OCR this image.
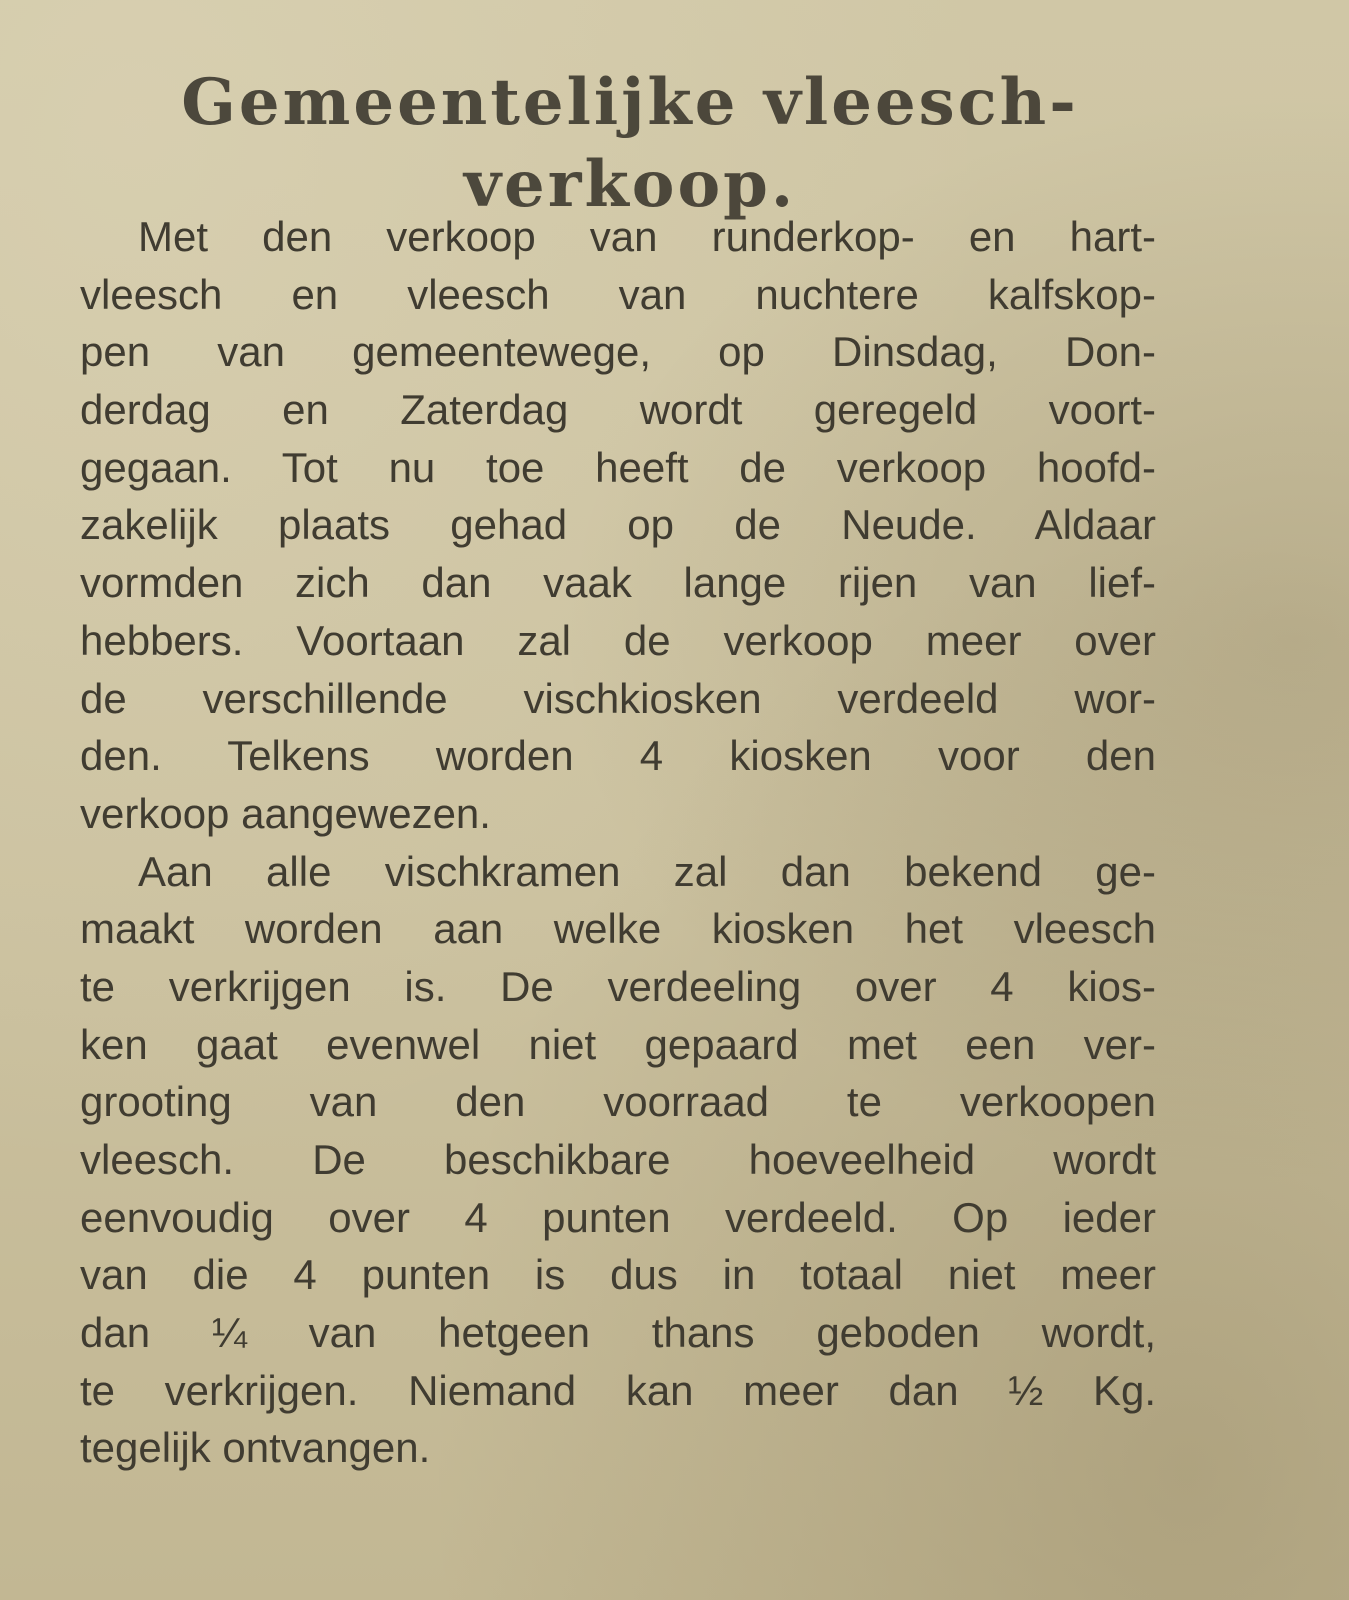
Gemeentelijke vleesch-
verkoop.
Met den verkoop van runderkop- en hart-
vleesch en vleesch van nuchtere kalfskop-
pen van gemeentewege, op Dinsdag, Don-
derdag en Zaterdag wordt geregeld voort-
gegaan. Tot nu toe heeft de verkoop hoofd-
zakelijk plaats gehad op de Neude. Aldaar
vormden zich dan vaak lange rijen van lief-
hebbers. Voortaan zal de verkoop meer over
de verschillende vischkiosken verdeeld wor-
den. Telkens worden 4 kiosken voor den
verkoop aangewezen.
Aan alle vischkramen zal dan bekend ge-
maakt worden aan welke kiosken het vleesch
te verkrijgen is. De verdeeling over 4 kios-
ken gaat evenwel niet gepaard met een ver-
grooting van den voorraad te verkoopen
vleesch. De beschikbare hoeveelheid wordt
eenvoudig over 4 punten verdeeld. Op ieder
van die 4 punten is dus in totaal niet meer
dan ¼ van hetgeen thans geboden wordt,
te verkrijgen. Niemand kan meer dan ½ Kg.
tegelijk ontvangen.
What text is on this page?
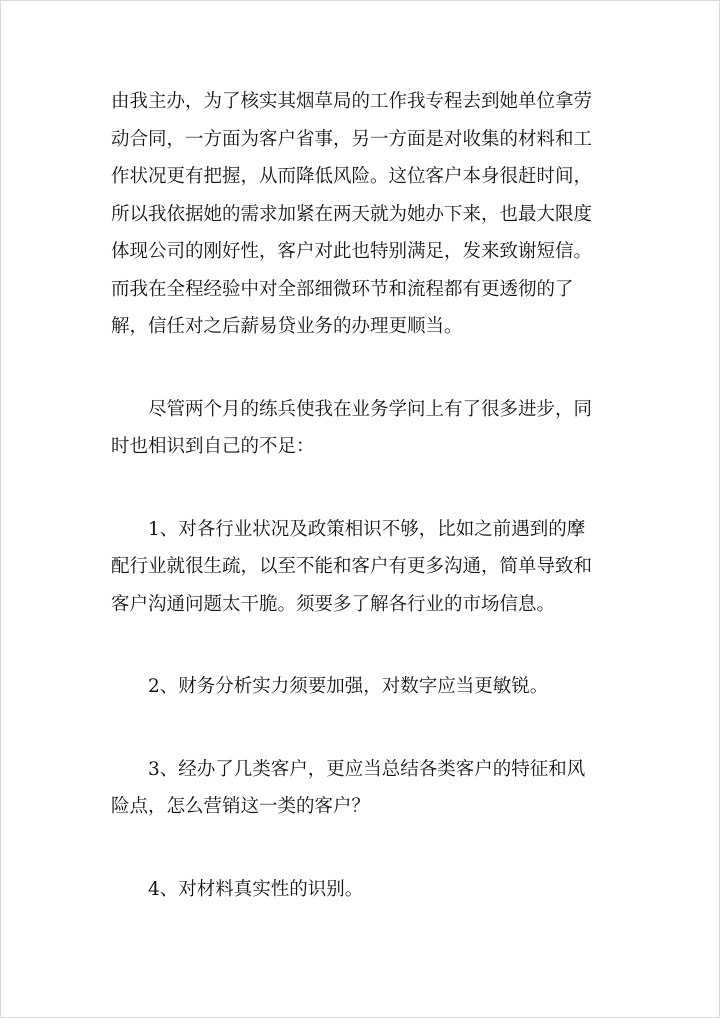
由我主办，为了核实其烟草局的工作我专程去到她单位拿劳
动合同，一方面为客户省事，另一方面是对收集的材料和工
作状况更有把握，从而降低风险。这位客户本身很赶时间，
所以我依据她的需求加紧在两天就为她办下来，也最大限度
体现公司的刚好性，客户对此也特别满足，发来致谢短信。
而我在全程经验中对全部细微环节和流程都有更透彻的了
解，信任对之后薪易贷业务的办理更顺当。
尽管两个月的练兵使我在业务学问上有了很多进步，同
时也相识到自己的不足：
1、对各行业状况及政策相识不够，比如之前遇到的摩
配行业就很生疏，以至不能和客户有更多沟通，简单导致和
客户沟通问题太干脆。须要多了解各行业的市场信息。
2、财务分析实力须要加强，对数字应当更敏锐。
3、经办了几类客户，更应当总结各类客户的特征和风
险点，怎么营销这一类的客户？
4、对材料真实性的识别。
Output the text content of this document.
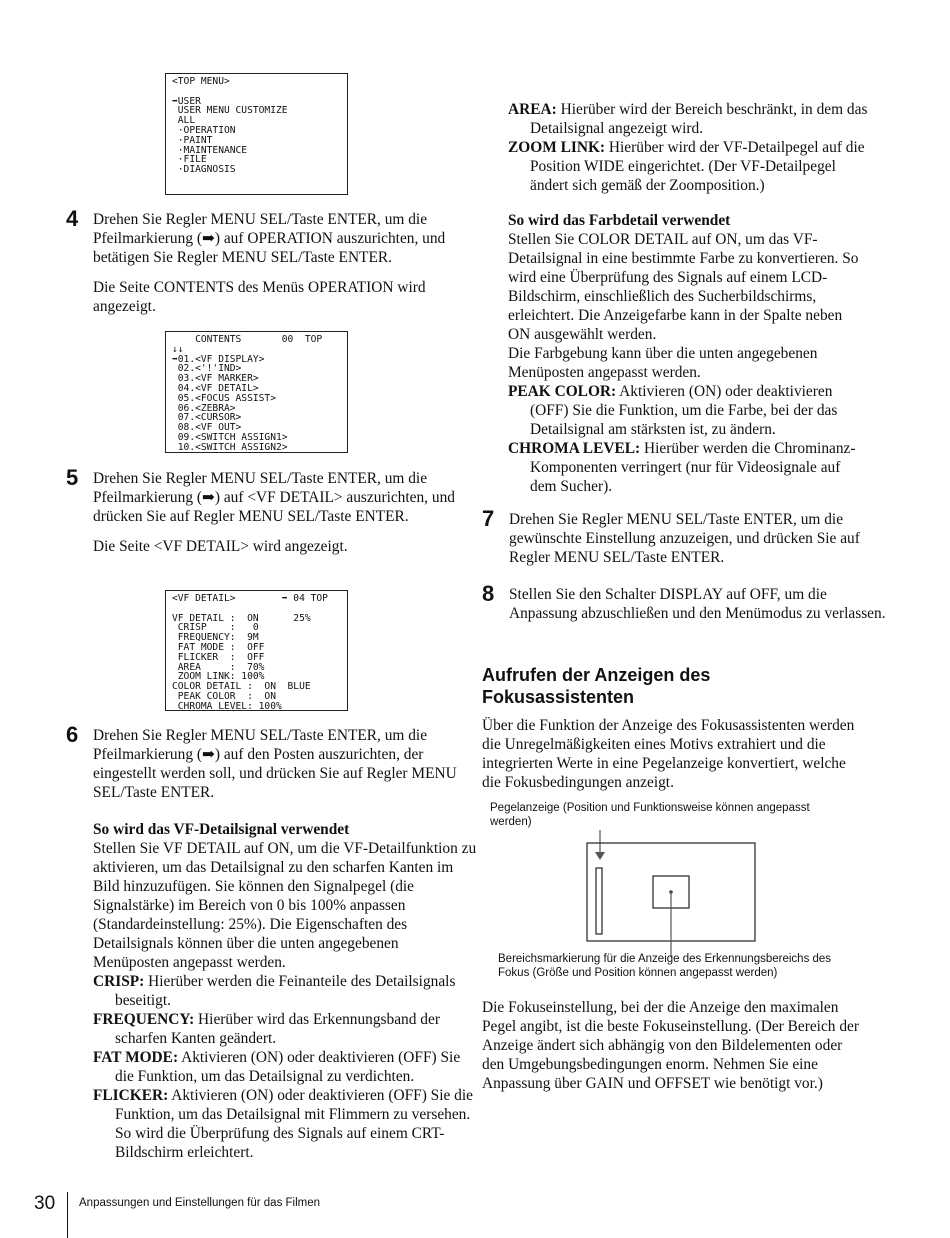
<TOP MENU>

➡USER
USER MENU CUSTOMIZE
ALL
·OPERATION
·PAINT
·MAINTENANCE
·FILE
·DIAGNOSIS
CONTENTS       00  TOP
↓↓
➡01.<VF DISPLAY>
02.<'!'IND>
03.<VF MARKER>
04.<VF DETAIL>
05.<FOCUS ASSIST>
06.<ZEBRA>
07.<CURSOR>
08.<VF OUT>
09.<SWITCH ASSIGN1>
10.<SWITCH ASSIGN2>
<VF DETAIL>        ➡ 04 TOP

VF DETAIL :  ON      25%
CRISP    :   0
FREQUENCY:  9M
FAT MODE :  OFF
FLICKER  :  OFF
AREA     :  70%
ZOOM LINK: 100%
COLOR DETAIL :  ON  BLUE
PEAK COLOR  :  ON
CHROMA LEVEL: 100%
4 Drehen Sie Regler MENU SEL/Taste ENTER, um die Pfeilmarkierung (➡) auf OPERATION auszurichten, und betätigen Sie Regler MENU SEL/Taste ENTER.

Die Seite CONTENTS des Menüs OPERATION wird angezeigt.

5 Drehen Sie Regler MENU SEL/Taste ENTER, um die Pfeilmarkierung (➡) auf <VF DETAIL> auszurichten, und drücken Sie auf Regler MENU SEL/Taste ENTER.

Die Seite <VF DETAIL> wird angezeigt.

6 Drehen Sie Regler MENU SEL/Taste ENTER, um die Pfeilmarkierung (➡) auf den Posten auszurichten, der eingestellt werden soll, und drücken Sie auf Regler MENU SEL/Taste ENTER.

So wird das VF-Detailsignal verwendet

Stellen Sie VF DETAIL auf ON, um die VF-Detailfunktion zu aktivieren, um das Detailsignal zu den scharfen Kanten im Bild hinzuzufügen. Sie können den Signalpegel (die Signalstärke) im Bereich von 0 bis 100% anpassen (Standardeinstellung: 25%). Die Eigenschaften des Detailsignals können über die unten angegebenen Menüposten angepasst werden.

CRISP: Hierüber werden die Feinanteile des Detailsignals beseitigt.

FREQUENCY: Hierüber wird das Erkennungsband der scharfen Kanten geändert.

FAT MODE: Aktivieren (ON) oder deaktivieren (OFF) Sie die Funktion, um das Detailsignal zu verdichten.

FLICKER: Aktivieren (ON) oder deaktivieren (OFF) Sie die Funktion, um das Detailsignal mit Flimmern zu versehen. So wird die Überprüfung des Signals auf einem CRT-Bildschirm erleichtert.

AREA: Hierüber wird der Bereich beschränkt, in dem das Detailsignal angezeigt wird.

ZOOM LINK: Hierüber wird der VF-Detailpegel auf die Position WIDE eingerichtet. (Der VF-Detailpegel ändert sich gemäß der Zoomposition.)

So wird das Farbdetail verwendet

Stellen Sie COLOR DETAIL auf ON, um das VF-Detailsignal in eine bestimmte Farbe zu konvertieren. So wird eine Überprüfung des Signals auf einem LCD-Bildschirm, einschließlich des Sucherbildschirms, erleichtert. Die Anzeigefarbe kann in der Spalte neben ON ausgewählt werden.

Die Farbgebung kann über die unten angegebenen Menüposten angepasst werden.

PEAK COLOR: Aktivieren (ON) oder deaktivieren (OFF) Sie die Funktion, um die Farbe, bei der das Detailsignal am stärksten ist, zu ändern.

CHROMA LEVEL: Hierüber werden die Chrominanz-Komponenten verringert (nur für Videosignale auf dem Sucher).

7 Drehen Sie Regler MENU SEL/Taste ENTER, um die gewünschte Einstellung anzuzeigen, und drücken Sie auf Regler MENU SEL/Taste ENTER.

8 Stellen Sie den Schalter DISPLAY auf OFF, um die Anpassung abzuschließen und den Menümodus zu verlassen.

Aufrufen der Anzeigen des

Fokusassistenten

Über die Funktion der Anzeige des Fokusassistenten werden die Unregelmäßigkeiten eines Motivs extrahiert und die integrierten Werte in eine Pegelanzeige konvertiert, welche die Fokusbedingungen anzeigt.

Pegelanzeige (Position und Funktionsweise können angepasst werden)
Bereichsmarkierung für die Anzeige des Erkennungsbereichs des Fokus (Größe und Position können angepasst werden)

Die Fokuseinstellung, bei der die Anzeige den maximalen Pegel angibt, ist die beste Fokuseinstellung. (Der Bereich der Anzeige ändert sich abhängig von den Bildelementen oder den Umgebungsbedingungen enorm. Nehmen Sie eine Anpassung über GAIN und OFFSET wie benötigt vor.)

30 Anpassungen und Einstellungen für das Filmen
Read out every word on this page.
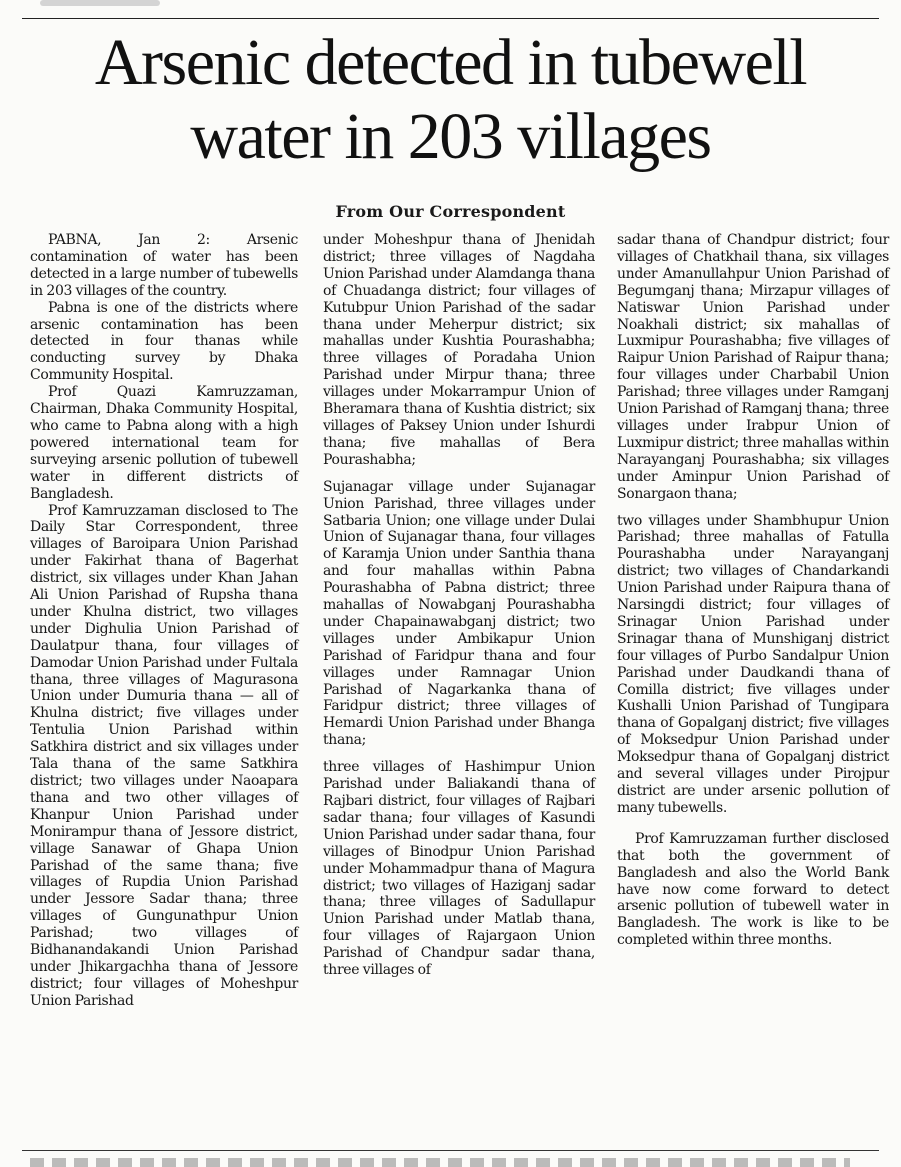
Arsenic detected in tubewell water in 203 villages
From Our Correspondent

PABNA, Jan 2: Arsenic contamination of water has been detected in a large number of tubewells in 203 villages of the country.

Pabna is one of the districts where arsenic contamination has been detected in four thanas while conducting survey by Dhaka Community Hospital.

Prof Quazi Kamruzzaman, Chairman, Dhaka Community Hospital, who came to Pabna along with a high powered international team for surveying arsenic pollution of tubewell water in different districts of Bangladesh.

Prof Kamruzzaman disclosed to The Daily Star Correspondent, three villages of Baroipara Union Parishad under Fakirhat thana of Bagerhat district, six villages under Khan Jahan Ali Union Parishad of Rupsha thana under Khulna district, two villages under Dighulia Union Parishad of Daulatpur thana, four villages of Damodar Union Parishad under Fultala thana, three villages of Magurasona Union under Dumuria thana — all of Khulna district; five villages under Tentulia Union Parishad within Satkhira district and six villages under Tala thana of the same Satkhira district; two villages under Naoapara thana and two other villages of Khanpur Union Parishad under Monirampur thana of Jessore district, village Sanawar of Ghapa Union Parishad of the same thana; five villages of Rupdia Union Parishad under Jessore Sadar thana; three villages of Gungunathpur Union Parishad; two villages of Bidhanandakandi Union Parishad under Jhikargachha thana of Jessore district; four villages of Moheshpur Union Parishad

under Moheshpur thana of Jhenidah district; three villages of Nagdaha Union Parishad under Alamdanga thana of Chuadanga district; four villages of Kutubpur Union Parishad of the sadar thana under Meherpur district; six mahallas under Kushtia Pourashabha; three villages of Poradaha Union Parishad under Mirpur thana; three villages under Mokarrampur Union of Bheramara thana of Kushtia district; six villages of Paksey Union under Ishurdi thana; five mahallas of Bera Pourashabha;

Sujanagar village under Sujanagar Union Parishad, three villages under Satbaria Union; one village under Dulai Union of Sujanagar thana, four villages of Karamja Union under Santhia thana and four mahallas within Pabna Pourashabha of Pabna district; three mahallas of Nowabganj Pourashabha under Chapainawabganj district; two villages under Ambikapur Union Parishad of Faridpur thana and four villages under Ramnagar Union Parishad of Nagarkanka thana of Faridpur district; three villages of Hemardi Union Parishad under Bhanga thana;

three villages of Hashimpur Union Parishad under Baliakandi thana of Rajbari district, four villages of Rajbari sadar thana; four villages of Kasundi Union Parishad under sadar thana, four villages of Binodpur Union Parishad under Mohammadpur thana of Magura district; two villages of Haziganj sadar thana; three villages of Sadullapur Union Parishad under Matlab thana, four villages of Rajargaon Union Parishad of Chandpur sadar thana, three villages of

sadar thana of Chandpur district; four villages of Chatkhail thana, six villages under Amanullahpur Union Parishad of Begumganj thana; Mirzapur villages of Natiswar Union Parishad under Noakhali district; six mahallas of Luxmipur Pourashabha; five villages of Raipur Union Parishad of Raipur thana; four villages under Charbabil Union Parishad; three villages under Ramganj Union Parishad of Ramganj thana; three villages under Irabpur Union of Luxmipur district; three mahallas within Narayanganj Pourashabha; six villages under Aminpur Union Parishad of Sonargaon thana;

two villages under Shambhupur Union Parishad; three mahallas of Fatulla Pourashabha under Narayanganj district; two villages of Chandarkandi Union Parishad under Raipura thana of Narsingdi district; four villages of Srinagar Union Parishad under Srinagar thana of Munshiganj district four villages of Purbo Sandalpur Union Parishad under Daudkandi thana of Comilla district; five villages under Kushalli Union Parishad of Tungipara thana of Gopalganj district; five villages of Moksedpur Union Parishad under Moksedpur thana of Gopalganj district and several villages under Pirojpur district are under arsenic pollution of many tubewells.

Prof Kamruzzaman further disclosed that both the government of Bangladesh and also the World Bank have now come forward to detect arsenic pollution of tubewell water in Bangladesh. The work is like to be completed within three months.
════════════════════
**The problem:** Search the entries for the word "wordt" and copy every line that has it.

**Correct response:**
derdag en Zaterdag wordt geregeld voort-
vleesch. De beschikbare hoeveelheid wordt
dan ¼ van hetgeen thans geboden wordt,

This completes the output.